* [PROBLEM STATEMENT]
The entries need to be copied exactly.

## Begin

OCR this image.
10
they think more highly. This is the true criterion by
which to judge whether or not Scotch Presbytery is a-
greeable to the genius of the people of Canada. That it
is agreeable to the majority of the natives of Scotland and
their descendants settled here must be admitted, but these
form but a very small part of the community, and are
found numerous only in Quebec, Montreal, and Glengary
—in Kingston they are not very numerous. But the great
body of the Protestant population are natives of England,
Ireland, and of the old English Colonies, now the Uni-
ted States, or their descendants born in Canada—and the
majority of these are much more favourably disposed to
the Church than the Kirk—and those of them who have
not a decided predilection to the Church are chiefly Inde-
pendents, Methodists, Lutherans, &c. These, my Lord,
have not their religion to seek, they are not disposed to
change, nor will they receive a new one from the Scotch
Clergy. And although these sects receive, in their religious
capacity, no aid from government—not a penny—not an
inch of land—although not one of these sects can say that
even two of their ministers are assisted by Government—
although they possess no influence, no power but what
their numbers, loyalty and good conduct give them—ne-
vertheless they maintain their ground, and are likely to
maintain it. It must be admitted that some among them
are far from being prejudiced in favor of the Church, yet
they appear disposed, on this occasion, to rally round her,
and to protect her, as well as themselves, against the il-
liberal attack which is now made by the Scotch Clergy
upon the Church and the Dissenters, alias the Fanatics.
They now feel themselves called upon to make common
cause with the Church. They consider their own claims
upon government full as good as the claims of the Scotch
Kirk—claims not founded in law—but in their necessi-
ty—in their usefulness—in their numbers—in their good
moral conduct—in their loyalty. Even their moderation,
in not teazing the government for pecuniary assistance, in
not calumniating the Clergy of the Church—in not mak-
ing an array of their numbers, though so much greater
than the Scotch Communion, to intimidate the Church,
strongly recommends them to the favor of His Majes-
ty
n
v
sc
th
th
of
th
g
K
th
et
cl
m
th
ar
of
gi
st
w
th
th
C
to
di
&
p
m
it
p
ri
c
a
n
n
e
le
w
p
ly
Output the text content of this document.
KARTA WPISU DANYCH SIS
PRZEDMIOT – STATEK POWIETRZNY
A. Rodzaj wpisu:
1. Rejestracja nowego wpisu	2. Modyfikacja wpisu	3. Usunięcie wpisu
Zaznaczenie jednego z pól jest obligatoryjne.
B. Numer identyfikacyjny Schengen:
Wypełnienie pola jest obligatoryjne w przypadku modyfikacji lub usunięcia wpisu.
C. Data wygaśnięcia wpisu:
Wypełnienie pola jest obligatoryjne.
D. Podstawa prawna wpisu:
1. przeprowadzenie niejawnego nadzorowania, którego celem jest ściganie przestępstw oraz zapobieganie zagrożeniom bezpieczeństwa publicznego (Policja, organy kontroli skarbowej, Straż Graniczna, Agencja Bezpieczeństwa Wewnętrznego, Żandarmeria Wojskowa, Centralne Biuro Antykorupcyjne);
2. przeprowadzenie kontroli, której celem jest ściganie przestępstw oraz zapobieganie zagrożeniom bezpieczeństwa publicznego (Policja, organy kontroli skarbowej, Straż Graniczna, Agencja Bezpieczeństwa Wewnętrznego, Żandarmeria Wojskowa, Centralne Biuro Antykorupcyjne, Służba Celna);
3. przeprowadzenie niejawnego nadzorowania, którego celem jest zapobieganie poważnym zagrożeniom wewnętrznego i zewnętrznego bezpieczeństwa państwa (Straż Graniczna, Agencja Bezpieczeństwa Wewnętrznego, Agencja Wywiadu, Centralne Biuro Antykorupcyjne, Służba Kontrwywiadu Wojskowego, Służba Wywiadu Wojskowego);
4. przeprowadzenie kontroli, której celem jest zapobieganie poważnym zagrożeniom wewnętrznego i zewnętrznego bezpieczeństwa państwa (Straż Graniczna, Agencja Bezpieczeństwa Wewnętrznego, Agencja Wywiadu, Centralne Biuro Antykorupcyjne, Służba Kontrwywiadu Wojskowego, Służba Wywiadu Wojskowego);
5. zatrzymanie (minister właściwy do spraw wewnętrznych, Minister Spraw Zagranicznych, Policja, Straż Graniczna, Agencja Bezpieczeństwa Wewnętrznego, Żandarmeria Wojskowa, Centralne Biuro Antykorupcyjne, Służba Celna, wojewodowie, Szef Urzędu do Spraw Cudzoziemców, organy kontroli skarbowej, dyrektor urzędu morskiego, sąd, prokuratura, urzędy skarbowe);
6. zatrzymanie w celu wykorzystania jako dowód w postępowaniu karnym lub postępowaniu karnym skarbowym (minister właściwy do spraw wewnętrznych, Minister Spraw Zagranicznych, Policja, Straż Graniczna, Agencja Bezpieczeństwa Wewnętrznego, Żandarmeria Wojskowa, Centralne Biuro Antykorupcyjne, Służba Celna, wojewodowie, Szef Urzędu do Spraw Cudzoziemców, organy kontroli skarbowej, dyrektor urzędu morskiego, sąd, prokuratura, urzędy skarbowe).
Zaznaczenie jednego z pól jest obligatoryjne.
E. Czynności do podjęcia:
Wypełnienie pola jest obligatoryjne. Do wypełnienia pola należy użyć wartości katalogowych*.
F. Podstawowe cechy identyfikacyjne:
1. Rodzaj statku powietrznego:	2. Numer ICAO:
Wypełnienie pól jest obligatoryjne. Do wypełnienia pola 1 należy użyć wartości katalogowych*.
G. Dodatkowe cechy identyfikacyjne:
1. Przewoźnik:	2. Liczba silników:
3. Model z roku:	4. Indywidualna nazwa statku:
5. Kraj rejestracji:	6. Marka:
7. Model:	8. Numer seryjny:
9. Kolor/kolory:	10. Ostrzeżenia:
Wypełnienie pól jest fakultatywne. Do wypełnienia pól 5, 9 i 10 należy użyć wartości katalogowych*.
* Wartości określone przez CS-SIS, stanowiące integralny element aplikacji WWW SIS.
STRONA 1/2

## End

* [WRITTEN ANSWER]
OCR this image.
10
they think more highly. This is the true criterion by
which to judge whether or not Scotch Presbytery is a-
greeable to the genius of the people of Canada. That it
is agreeable to the majority of the natives of Scotland and
their descendants settled here must be admitted, but these
form but a very small part of the community, and are
found numerous only in Quebec, Montreal, and Glengary
—in Kingston they are not very numerous. But the great
body of the Protestant population are natives of England,
Ireland, and of the old English Colonies, now the Uni-
ted States, or their descendants born in Canada—and the
majority of these are much more favourably disposed to
the Church than the Kirk—and those of them who have
not a decided predilection to the Church are chiefly Inde-
pendents, Methodists, Lutherans, &c. These, my Lord,
have not their religion to seek, they are not disposed to
change, nor will they receive a new one from the Scotch
Clergy. And although these sects receive, in their religious
capacity, no aid from government—not a penny—not an
inch of land—although not one of these sects can say that
even two of their ministers are assisted by Government—
although they possess no influence, no power but what
their numbers, loyalty and good conduct give them—ne-
vertheless they maintain their ground, and are likely to
maintain it. It must be admitted that some among them
are far from being prejudiced in favor of the Church, yet
they appear disposed, on this occasion, to rally round her,
and to protect her, as well as themselves, against the il-
liberal attack which is now made by the Scotch Clergy
upon the Church and the Dissenters, alias the Fanatics.
They now feel themselves called upon to make common
cause with the Church. They consider their own claims
upon government full as good as the claims of the Scotch
Kirk—claims not founded in law—but in their necessi-
ty—in their usefulness—in their numbers—in their good
moral conduct—in their loyalty. Even their moderation,
in not teazing the government for pecuniary assistance, in
not calumniating the Clergy of the Church—in not mak-
ing an array of their numbers, though so much greater
than the Scotch Communion, to intimidate the Church,
strongly recommends them to the favor of His Majes-
ty
n
v
sc
th
th
of
th
g
K
th
et
cl
m
th
ar
of
gi
st
w
th
th
C
to
di
&
p
m
it
p
ri
c
a
n
n
e
le
w
p
ly
Output the text content of this document.
KARTA WPISU DANYCH SIS
PRZEDMIOT – STATEK POWIETRZNY
A. Rodzaj wpisu:
1. Rejestracja nowego wpisu	2. Modyfikacja wpisu	3. Usunięcie wpisu
Zaznaczenie jednego z pól jest obligatoryjne.
B. Numer identyfikacyjny Schengen:
Wypełnienie pola jest obligatoryjne w przypadku modyfikacji lub usunięcia wpisu.
C. Data wygaśnięcia wpisu:
Wypełnienie pola jest obligatoryjne.
D. Podstawa prawna wpisu:
1. przeprowadzenie niejawnego nadzorowania, którego celem jest ściganie przestępstw oraz zapobieganie zagrożeniom bezpieczeństwa publicznego (Policja, organy kontroli skarbowej, Straż Graniczna, Agencja Bezpieczeństwa Wewnętrznego, Żandarmeria Wojskowa, Centralne Biuro Antykorupcyjne);
2. przeprowadzenie kontroli, której celem jest ściganie przestępstw oraz zapobieganie zagrożeniom bezpieczeństwa publicznego (Policja, organy kontroli skarbowej, Straż Graniczna, Agencja Bezpieczeństwa Wewnętrznego, Żandarmeria Wojskowa, Centralne Biuro Antykorupcyjne, Służba Celna);
3. przeprowadzenie niejawnego nadzorowania, którego celem jest zapobieganie poważnym zagrożeniom wewnętrznego i zewnętrznego bezpieczeństwa państwa (Straż Graniczna, Agencja Bezpieczeństwa Wewnętrznego, Agencja Wywiadu, Centralne Biuro Antykorupcyjne, Służba Kontrwywiadu Wojskowego, Służba Wywiadu Wojskowego);
4. przeprowadzenie kontroli, której celem jest zapobieganie poważnym zagrożeniom wewnętrznego i zewnętrznego bezpieczeństwa państwa (Straż Graniczna, Agencja Bezpieczeństwa Wewnętrznego, Agencja Wywiadu, Centralne Biuro Antykorupcyjne, Służba Kontrwywiadu Wojskowego, Służba Wywiadu Wojskowego);
5. zatrzymanie (minister właściwy do spraw wewnętrznych, Minister Spraw Zagranicznych, Policja, Straż Graniczna, Agencja Bezpieczeństwa Wewnętrznego, Żandarmeria Wojskowa, Centralne Biuro Antykorupcyjne, Służba Celna, wojewodowie, Szef Urzędu do Spraw Cudzoziemców, organy kontroli skarbowej, dyrektor urzędu morskiego, sąd, prokuratura, urzędy skarbowe);
6. zatrzymanie w celu wykorzystania jako dowód w postępowaniu karnym lub postępowaniu karnym skarbowym (minister właściwy do spraw wewnętrznych, Minister Spraw Zagranicznych, Policja, Straż Graniczna, Agencja Bezpieczeństwa Wewnętrznego, Żandarmeria Wojskowa, Centralne Biuro Antykorupcyjne, Służba Celna, wojewodowie, Szef Urzędu do Spraw Cudzoziemców, organy kontroli skarbowej, dyrektor urzędu morskiego, sąd, prokuratura, urzędy skarbowe).
Zaznaczenie jednego z pól jest obligatoryjne.
E. Czynności do podjęcia:
Wypełnienie pola jest obligatoryjne. Do wypełnienia pola należy użyć wartości katalogowych*.
F. Podstawowe cechy identyfikacyjne:
1. Rodzaj statku powietrznego:	2. Numer ICAO:
Wypełnienie pól jest obligatoryjne. Do wypełnienia pola 1 należy użyć wartości katalogowych*.
G. Dodatkowe cechy identyfikacyjne:
1. Przewoźnik:	2. Liczba silników:
3. Model z roku:	4. Indywidualna nazwa statku:
5. Kraj rejestracji:	6. Marka:
7. Model:	8. Numer seryjny:
9. Kolor/kolory:	10. Ostrzeżenia:
Wypełnienie pól jest fakultatywne. Do wypełnienia pól 5, 9 i 10 należy użyć wartości katalogowych*.
* Wartości określone przez CS-SIS, stanowiące integralny element aplikacji WWW SIS.
STRONA 1/2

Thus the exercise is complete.